DATA EXTRACT:
::::::

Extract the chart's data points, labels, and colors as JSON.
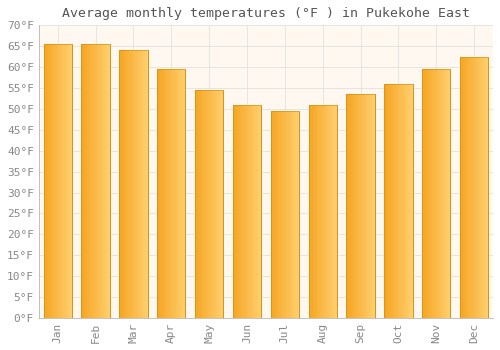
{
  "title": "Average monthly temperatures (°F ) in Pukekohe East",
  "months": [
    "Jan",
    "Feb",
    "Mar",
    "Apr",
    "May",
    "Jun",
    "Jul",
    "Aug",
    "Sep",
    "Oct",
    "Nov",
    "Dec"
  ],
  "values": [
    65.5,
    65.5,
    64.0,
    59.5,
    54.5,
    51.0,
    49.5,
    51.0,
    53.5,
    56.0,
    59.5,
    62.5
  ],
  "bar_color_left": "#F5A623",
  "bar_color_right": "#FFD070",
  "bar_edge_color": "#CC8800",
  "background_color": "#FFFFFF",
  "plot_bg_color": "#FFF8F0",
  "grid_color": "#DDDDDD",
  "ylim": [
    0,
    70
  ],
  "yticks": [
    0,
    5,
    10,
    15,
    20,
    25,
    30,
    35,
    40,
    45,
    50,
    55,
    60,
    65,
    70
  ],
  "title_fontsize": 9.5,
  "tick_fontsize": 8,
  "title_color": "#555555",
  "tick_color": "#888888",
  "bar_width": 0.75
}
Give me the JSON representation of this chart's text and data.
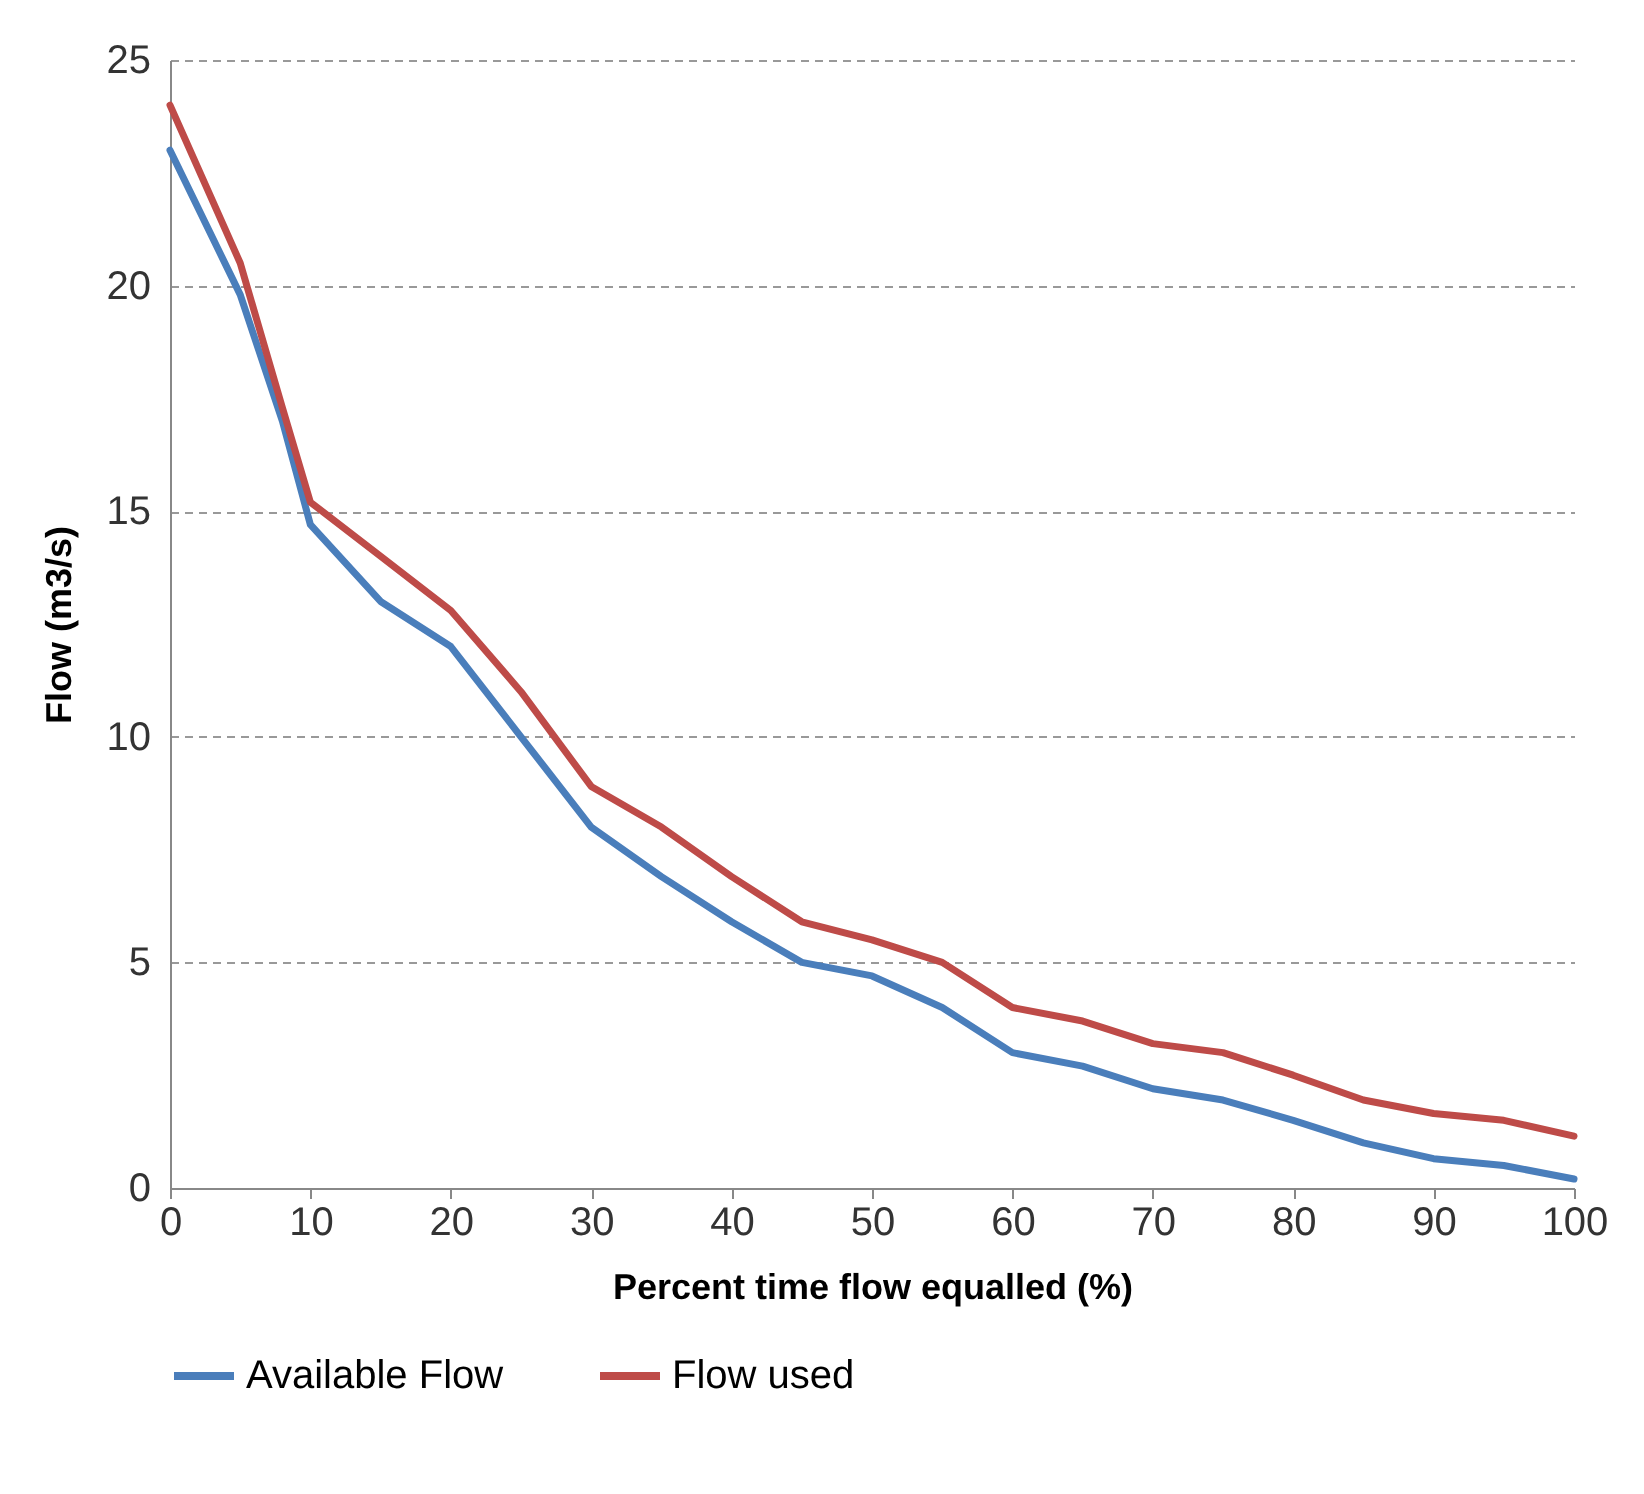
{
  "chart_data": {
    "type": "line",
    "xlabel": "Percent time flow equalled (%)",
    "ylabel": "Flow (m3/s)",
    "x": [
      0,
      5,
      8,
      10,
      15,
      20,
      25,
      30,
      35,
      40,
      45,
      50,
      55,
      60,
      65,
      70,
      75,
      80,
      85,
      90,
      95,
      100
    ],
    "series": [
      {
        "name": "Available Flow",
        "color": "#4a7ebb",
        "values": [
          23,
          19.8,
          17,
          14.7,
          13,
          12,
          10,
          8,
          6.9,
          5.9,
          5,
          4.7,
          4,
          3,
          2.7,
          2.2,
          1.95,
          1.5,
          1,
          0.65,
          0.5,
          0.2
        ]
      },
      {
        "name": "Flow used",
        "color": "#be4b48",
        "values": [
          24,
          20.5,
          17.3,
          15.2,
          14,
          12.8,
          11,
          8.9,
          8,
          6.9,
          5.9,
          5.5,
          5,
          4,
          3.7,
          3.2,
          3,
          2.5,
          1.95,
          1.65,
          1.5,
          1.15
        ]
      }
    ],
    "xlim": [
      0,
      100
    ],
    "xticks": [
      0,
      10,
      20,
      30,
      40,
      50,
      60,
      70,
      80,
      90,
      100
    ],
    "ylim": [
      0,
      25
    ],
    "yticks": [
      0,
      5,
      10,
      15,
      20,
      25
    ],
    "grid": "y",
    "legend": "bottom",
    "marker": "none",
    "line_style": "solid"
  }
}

::::::

PROBLEM DETAILS: Write the listing above out again exactly, dropping each image.

TASK OUTPUT:
Extract the chart's data points, labels, and colors as JSON.
{
  "title": "Average monthly temperatures (°F ) in Pukekohe East",
  "months": [
    "Jan",
    "Feb",
    "Mar",
    "Apr",
    "May",
    "Jun",
    "Jul",
    "Aug",
    "Sep",
    "Oct",
    "Nov",
    "Dec"
  ],
  "values": [
    65.5,
    65.5,
    64.0,
    59.5,
    54.5,
    51.0,
    49.5,
    51.0,
    53.5,
    56.0,
    59.5,
    62.5
  ],
  "bar_color_left": "#F5A623",
  "bar_color_right": "#FFD070",
  "bar_edge_color": "#CC8800",
  "background_color": "#FFFFFF",
  "plot_bg_color": "#FFF8F0",
  "grid_color": "#DDDDDD",
  "ylim": [
    0,
    70
  ],
  "yticks": [
    0,
    5,
    10,
    15,
    20,
    25,
    30,
    35,
    40,
    45,
    50,
    55,
    60,
    65,
    70
  ],
  "title_fontsize": 9.5,
  "tick_fontsize": 8,
  "title_color": "#555555",
  "tick_color": "#888888",
  "bar_width": 0.75
}
Give me the JSON representation of this chart's text and data.
{
  "chart_data": {
    "type": "line",
    "xlabel": "Percent time flow equalled (%)",
    "ylabel": "Flow (m3/s)",
    "x": [
      0,
      5,
      8,
      10,
      15,
      20,
      25,
      30,
      35,
      40,
      45,
      50,
      55,
      60,
      65,
      70,
      75,
      80,
      85,
      90,
      95,
      100
    ],
    "series": [
      {
        "name": "Available Flow",
        "color": "#4a7ebb",
        "values": [
          23,
          19.8,
          17,
          14.7,
          13,
          12,
          10,
          8,
          6.9,
          5.9,
          5,
          4.7,
          4,
          3,
          2.7,
          2.2,
          1.95,
          1.5,
          1,
          0.65,
          0.5,
          0.2
        ]
      },
      {
        "name": "Flow used",
        "color": "#be4b48",
        "values": [
          24,
          20.5,
          17.3,
          15.2,
          14,
          12.8,
          11,
          8.9,
          8,
          6.9,
          5.9,
          5.5,
          5,
          4,
          3.7,
          3.2,
          3,
          2.5,
          1.95,
          1.65,
          1.5,
          1.15
        ]
      }
    ],
    "xlim": [
      0,
      100
    ],
    "xticks": [
      0,
      10,
      20,
      30,
      40,
      50,
      60,
      70,
      80,
      90,
      100
    ],
    "ylim": [
      0,
      25
    ],
    "yticks": [
      0,
      5,
      10,
      15,
      20,
      25
    ],
    "grid": "y",
    "legend": "bottom",
    "marker": "none",
    "line_style": "solid"
  }
}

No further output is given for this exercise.